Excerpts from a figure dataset
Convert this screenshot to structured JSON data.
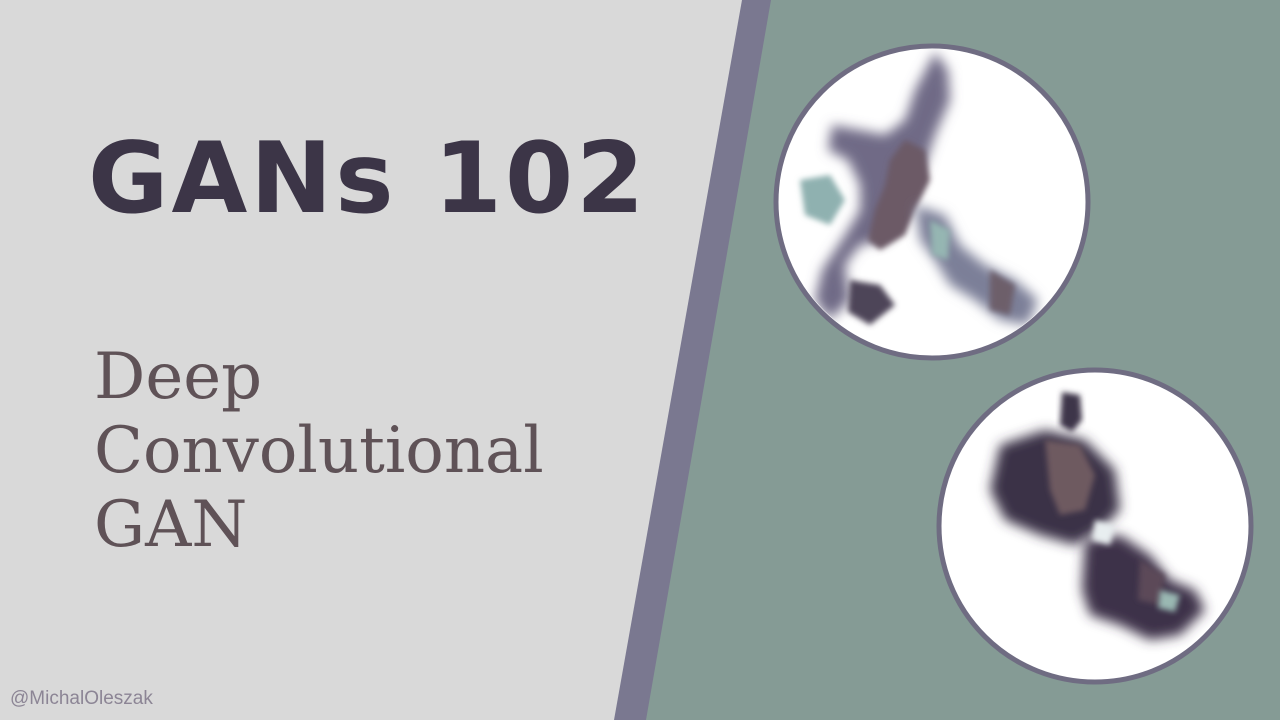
{
  "slide": {
    "title": "GANs 102",
    "subtitle_lines": [
      "Deep",
      "Convolutional",
      "GAN"
    ],
    "credit": "@MichalOleszak"
  },
  "colors": {
    "left_background": "#d9d9d9",
    "divider_stripe": "#7a7890",
    "right_background": "#859b95",
    "title_text": "#3c3547",
    "subtitle_text": "#5f5257",
    "credit_text": "#8c8595",
    "circle_fill": "#ffffff",
    "circle_border": "#6f6c82"
  },
  "images": [
    {
      "name": "generated-sample-top",
      "description_icon": "generated-blob-image"
    },
    {
      "name": "generated-sample-bottom",
      "description_icon": "generated-blob-image"
    }
  ]
}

Stated goal: Provide only the count of lines in the data above that include the string "generated".

Answer to this exercise: 4